*STATED PROBLEM:*
Repeat every record exactly, but keep images out of the copy.

*RECORDS TO PROCESS:*
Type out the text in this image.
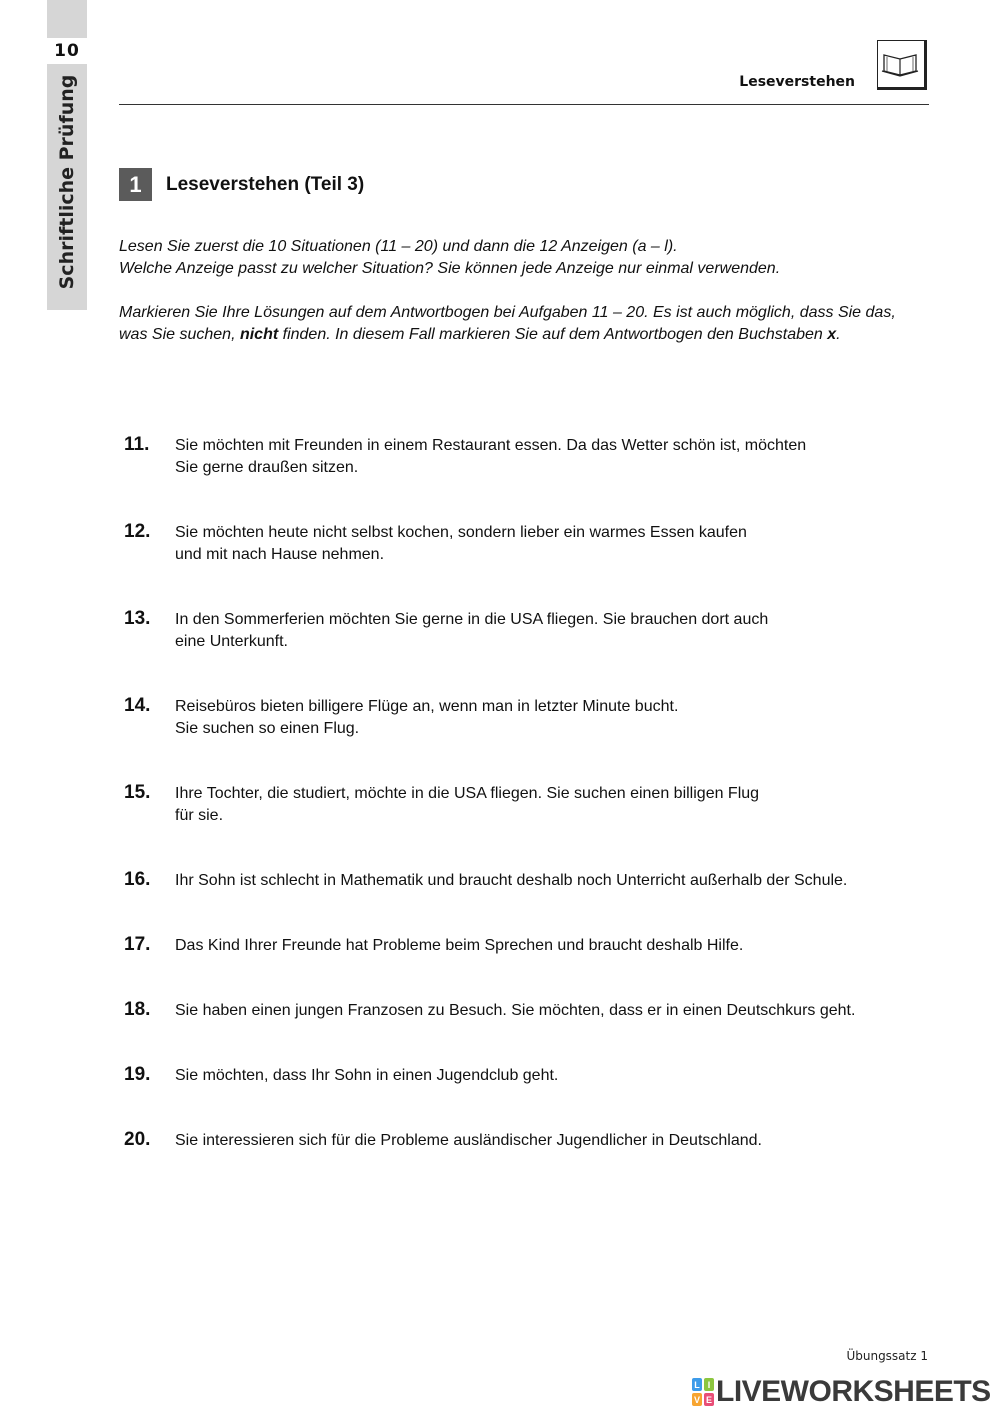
10
Schriftliche Prüfung	Leseverstehen
1	Leseverstehen (Teil 3)

Lesen Sie zuerst die 10 Situationen (11 – 20) und dann die 12 Anzeigen (a – l).
Welche Anzeige passt zu welcher Situation? Sie können jede Anzeige nur einmal verwenden.

Markieren Sie Ihre Lösungen auf dem Antwortbogen bei Aufgaben 11 – 20. Es ist auch möglich, dass Sie das, was Sie suchen, nicht finden. In diesem Fall markieren Sie auf dem Antwortbogen den Buchstaben x.

11. Sie möchten mit Freunden in einem Restaurant essen. Da das Wetter schön ist, möchten
Sie gerne draußen sitzen.
12. Sie möchten heute nicht selbst kochen, sondern lieber ein warmes Essen kaufen
und mit nach Hause nehmen.
13. In den Sommerferien möchten Sie gerne in die USA fliegen. Sie brauchen dort auch
eine Unterkunft.
14. Reisebüros bieten billigere Flüge an, wenn man in letzter Minute bucht.
Sie suchen so einen Flug.
15. Ihre Tochter, die studiert, möchte in die USA fliegen. Sie suchen einen billigen Flug
für sie.
16. Ihr Sohn ist schlecht in Mathematik und braucht deshalb noch Unterricht außerhalb der Schule.
17. Das Kind Ihrer Freunde hat Probleme beim Sprechen und braucht deshalb Hilfe.
18. Sie haben einen jungen Franzosen zu Besuch. Sie möchten, dass er in einen Deutschkurs geht.
19. Sie möchten, dass Ihr Sohn in einen Jugendclub geht.
20. Sie interessieren sich für die Probleme ausländischer Jugendlicher in Deutschland.
Übungssatz 1
L I
V E LIVEWORKSHEETS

*WRITTEN RESPONSE:*
Type out the text in this image.
10
Schriftliche Prüfung	Leseverstehen
1	Leseverstehen (Teil 3)

Lesen Sie zuerst die 10 Situationen (11 – 20) und dann die 12 Anzeigen (a – l).
Welche Anzeige passt zu welcher Situation? Sie können jede Anzeige nur einmal verwenden.

Markieren Sie Ihre Lösungen auf dem Antwortbogen bei Aufgaben 11 – 20. Es ist auch möglich, dass Sie das, was Sie suchen, nicht finden. In diesem Fall markieren Sie auf dem Antwortbogen den Buchstaben x.

11. Sie möchten mit Freunden in einem Restaurant essen. Da das Wetter schön ist, möchten
Sie gerne draußen sitzen.
12. Sie möchten heute nicht selbst kochen, sondern lieber ein warmes Essen kaufen
und mit nach Hause nehmen.
13. In den Sommerferien möchten Sie gerne in die USA fliegen. Sie brauchen dort auch
eine Unterkunft.
14. Reisebüros bieten billigere Flüge an, wenn man in letzter Minute bucht.
Sie suchen so einen Flug.
15. Ihre Tochter, die studiert, möchte in die USA fliegen. Sie suchen einen billigen Flug
für sie.
16. Ihr Sohn ist schlecht in Mathematik und braucht deshalb noch Unterricht außerhalb der Schule.
17. Das Kind Ihrer Freunde hat Probleme beim Sprechen und braucht deshalb Hilfe.
18. Sie haben einen jungen Franzosen zu Besuch. Sie möchten, dass er in einen Deutschkurs geht.
19. Sie möchten, dass Ihr Sohn in einen Jugendclub geht.
20. Sie interessieren sich für die Probleme ausländischer Jugendlicher in Deutschland.
Übungssatz 1
L I
V E LIVEWORKSHEETS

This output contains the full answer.